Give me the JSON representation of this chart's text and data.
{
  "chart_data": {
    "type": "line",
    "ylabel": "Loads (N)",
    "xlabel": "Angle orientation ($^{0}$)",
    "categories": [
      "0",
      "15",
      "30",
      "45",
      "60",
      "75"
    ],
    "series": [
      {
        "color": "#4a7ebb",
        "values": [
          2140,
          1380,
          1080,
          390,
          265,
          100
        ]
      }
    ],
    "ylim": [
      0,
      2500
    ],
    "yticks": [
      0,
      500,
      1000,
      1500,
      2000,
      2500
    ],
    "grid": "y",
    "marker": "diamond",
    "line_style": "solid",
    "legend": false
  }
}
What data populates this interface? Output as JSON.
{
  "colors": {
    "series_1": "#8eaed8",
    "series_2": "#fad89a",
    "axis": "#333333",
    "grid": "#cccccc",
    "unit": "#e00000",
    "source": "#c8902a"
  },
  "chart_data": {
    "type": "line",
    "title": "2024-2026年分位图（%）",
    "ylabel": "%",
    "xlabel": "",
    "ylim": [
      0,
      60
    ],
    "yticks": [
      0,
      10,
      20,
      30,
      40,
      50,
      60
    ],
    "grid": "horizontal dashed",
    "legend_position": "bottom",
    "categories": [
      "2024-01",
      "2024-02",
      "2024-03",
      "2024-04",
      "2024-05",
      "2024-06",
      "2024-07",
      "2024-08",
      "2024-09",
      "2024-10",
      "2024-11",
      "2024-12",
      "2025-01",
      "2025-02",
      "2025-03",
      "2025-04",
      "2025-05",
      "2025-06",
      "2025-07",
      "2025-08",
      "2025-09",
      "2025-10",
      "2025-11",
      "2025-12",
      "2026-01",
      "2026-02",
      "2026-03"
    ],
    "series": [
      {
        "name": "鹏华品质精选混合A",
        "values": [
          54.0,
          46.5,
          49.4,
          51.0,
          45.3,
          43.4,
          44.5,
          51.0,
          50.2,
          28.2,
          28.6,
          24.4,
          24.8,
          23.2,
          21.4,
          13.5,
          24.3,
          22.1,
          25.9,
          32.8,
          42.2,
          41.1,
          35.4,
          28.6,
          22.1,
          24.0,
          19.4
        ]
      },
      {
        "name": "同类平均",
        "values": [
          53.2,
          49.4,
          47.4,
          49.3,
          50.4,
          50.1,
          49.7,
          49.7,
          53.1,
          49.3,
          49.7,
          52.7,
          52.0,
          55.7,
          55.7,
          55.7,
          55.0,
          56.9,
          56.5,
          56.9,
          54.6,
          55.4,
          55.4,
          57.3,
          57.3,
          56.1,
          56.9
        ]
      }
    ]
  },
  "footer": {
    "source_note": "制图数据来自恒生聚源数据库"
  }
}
::::::::
All of the material must be reproduced exactly.

Solution for this task:
Give me the JSON representation of this chart's text and data.
{
  "chart_data": {
    "type": "line",
    "ylabel": "Loads (N)",
    "xlabel": "Angle orientation ($^{0}$)",
    "categories": [
      "0",
      "15",
      "30",
      "45",
      "60",
      "75"
    ],
    "series": [
      {
        "color": "#4a7ebb",
        "values": [
          2140,
          1380,
          1080,
          390,
          265,
          100
        ]
      }
    ],
    "ylim": [
      0,
      2500
    ],
    "yticks": [
      0,
      500,
      1000,
      1500,
      2000,
      2500
    ],
    "grid": "y",
    "marker": "diamond",
    "line_style": "solid",
    "legend": false
  }
}
What data populates this interface? Output as JSON.
{
  "colors": {
    "series_1": "#8eaed8",
    "series_2": "#fad89a",
    "axis": "#333333",
    "grid": "#cccccc",
    "unit": "#e00000",
    "source": "#c8902a"
  },
  "chart_data": {
    "type": "line",
    "title": "2024-2026年分位图（%）",
    "ylabel": "%",
    "xlabel": "",
    "ylim": [
      0,
      60
    ],
    "yticks": [
      0,
      10,
      20,
      30,
      40,
      50,
      60
    ],
    "grid": "horizontal dashed",
    "legend_position": "bottom",
    "categories": [
      "2024-01",
      "2024-02",
      "2024-03",
      "2024-04",
      "2024-05",
      "2024-06",
      "2024-07",
      "2024-08",
      "2024-09",
      "2024-10",
      "2024-11",
      "2024-12",
      "2025-01",
      "2025-02",
      "2025-03",
      "2025-04",
      "2025-05",
      "2025-06",
      "2025-07",
      "2025-08",
      "2025-09",
      "2025-10",
      "2025-11",
      "2025-12",
      "2026-01",
      "2026-02",
      "2026-03"
    ],
    "series": [
      {
        "name": "鹏华品质精选混合A",
        "values": [
          54.0,
          46.5,
          49.4,
          51.0,
          45.3,
          43.4,
          44.5,
          51.0,
          50.2,
          28.2,
          28.6,
          24.4,
          24.8,
          23.2,
          21.4,
          13.5,
          24.3,
          22.1,
          25.9,
          32.8,
          42.2,
          41.1,
          35.4,
          28.6,
          22.1,
          24.0,
          19.4
        ]
      },
      {
        "name": "同类平均",
        "values": [
          53.2,
          49.4,
          47.4,
          49.3,
          50.4,
          50.1,
          49.7,
          49.7,
          53.1,
          49.3,
          49.7,
          52.7,
          52.0,
          55.7,
          55.7,
          55.7,
          55.0,
          56.9,
          56.5,
          56.9,
          54.6,
          55.4,
          55.4,
          57.3,
          57.3,
          56.1,
          56.9
        ]
      }
    ]
  },
  "footer": {
    "source_note": "制图数据来自恒生聚源数据库"
  }
}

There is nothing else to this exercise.